_THE INPUT_:
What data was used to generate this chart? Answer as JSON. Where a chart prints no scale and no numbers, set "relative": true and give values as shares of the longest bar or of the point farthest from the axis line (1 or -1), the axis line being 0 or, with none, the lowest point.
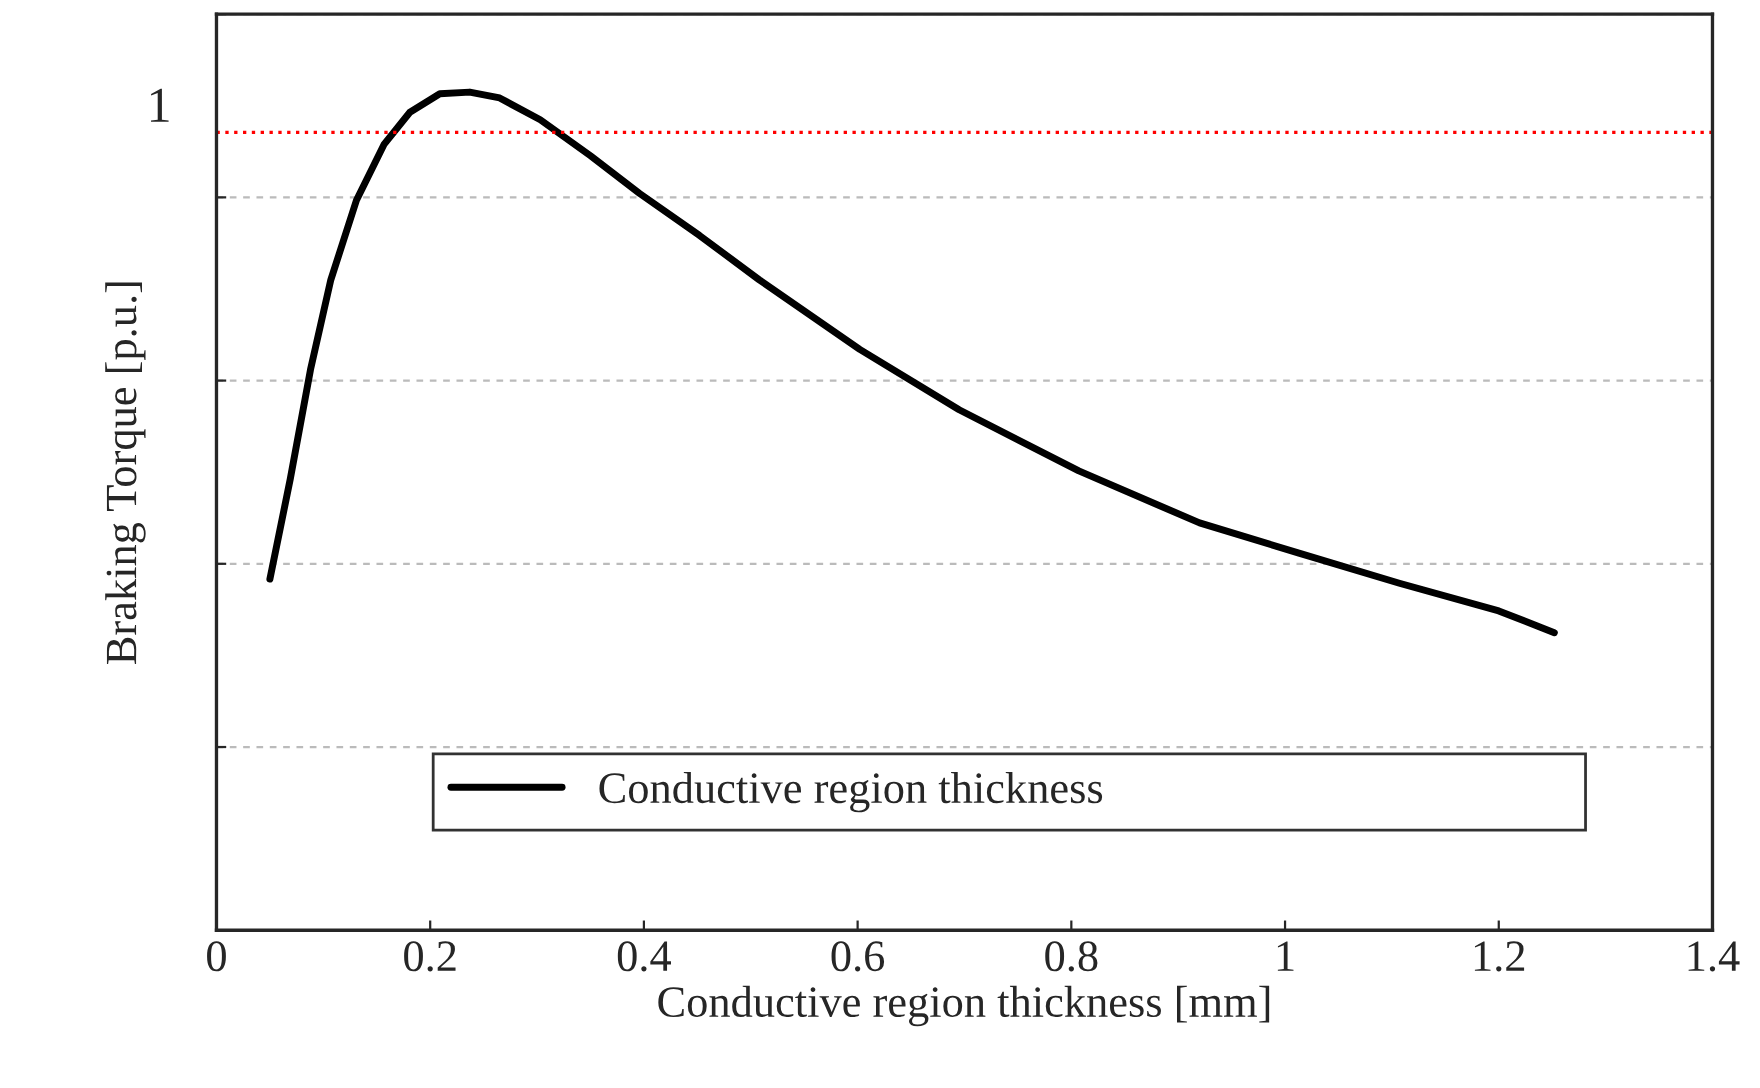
{
  "chart_data": {
    "type": "line",
    "relative": true,
    "xlabel": "Conductive region thickness [mm]",
    "ylabel": "Braking Torque [p.u.]",
    "xlim": [
      0,
      1.4
    ],
    "xticks": [
      0,
      0.2,
      0.4,
      0.6,
      0.8,
      1,
      1.2,
      1.4
    ],
    "x": [
      0.05,
      0.069,
      0.088,
      0.107,
      0.131,
      0.157,
      0.181,
      0.209,
      0.237,
      0.265,
      0.303,
      0.35,
      0.396,
      0.452,
      0.508,
      0.602,
      0.695,
      0.807,
      0.92,
      1.013,
      1.107,
      1.2,
      1.252
    ],
    "series": [
      {
        "name": "Conductive region thickness",
        "color": "#000000",
        "values": [
          0.419,
          0.538,
          0.669,
          0.776,
          0.871,
          0.938,
          0.976,
          0.998,
          1.0,
          0.993,
          0.967,
          0.924,
          0.879,
          0.829,
          0.776,
          0.693,
          0.621,
          0.548,
          0.486,
          0.45,
          0.414,
          0.381,
          0.355
        ]
      }
    ],
    "ref_lines": [
      {
        "axis": "y",
        "value": 0.952,
        "label": "1",
        "color": "#ff0000",
        "line_style": "dotted"
      }
    ],
    "grid": "y",
    "legend": "bottom",
    "marker": "none",
    "line_style": "solid"
  }
}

_TASK TO COMPLETE_:
Copy out all of the data word for word. Do not carry over any picture.

_TASK RESPONSE_:
What data was used to generate this chart? Answer as JSON. Where a chart prints no scale and no numbers, set "relative": true and give values as shares of the longest bar or of the point farthest from the axis line (1 or -1), the axis line being 0 or, with none, the lowest point.
{
  "chart_data": {
    "type": "line",
    "relative": true,
    "xlabel": "Conductive region thickness [mm]",
    "ylabel": "Braking Torque [p.u.]",
    "xlim": [
      0,
      1.4
    ],
    "xticks": [
      0,
      0.2,
      0.4,
      0.6,
      0.8,
      1,
      1.2,
      1.4
    ],
    "x": [
      0.05,
      0.069,
      0.088,
      0.107,
      0.131,
      0.157,
      0.181,
      0.209,
      0.237,
      0.265,
      0.303,
      0.35,
      0.396,
      0.452,
      0.508,
      0.602,
      0.695,
      0.807,
      0.92,
      1.013,
      1.107,
      1.2,
      1.252
    ],
    "series": [
      {
        "name": "Conductive region thickness",
        "color": "#000000",
        "values": [
          0.419,
          0.538,
          0.669,
          0.776,
          0.871,
          0.938,
          0.976,
          0.998,
          1.0,
          0.993,
          0.967,
          0.924,
          0.879,
          0.829,
          0.776,
          0.693,
          0.621,
          0.548,
          0.486,
          0.45,
          0.414,
          0.381,
          0.355
        ]
      }
    ],
    "ref_lines": [
      {
        "axis": "y",
        "value": 0.952,
        "label": "1",
        "color": "#ff0000",
        "line_style": "dotted"
      }
    ],
    "grid": "y",
    "legend": "bottom",
    "marker": "none",
    "line_style": "solid"
  }
}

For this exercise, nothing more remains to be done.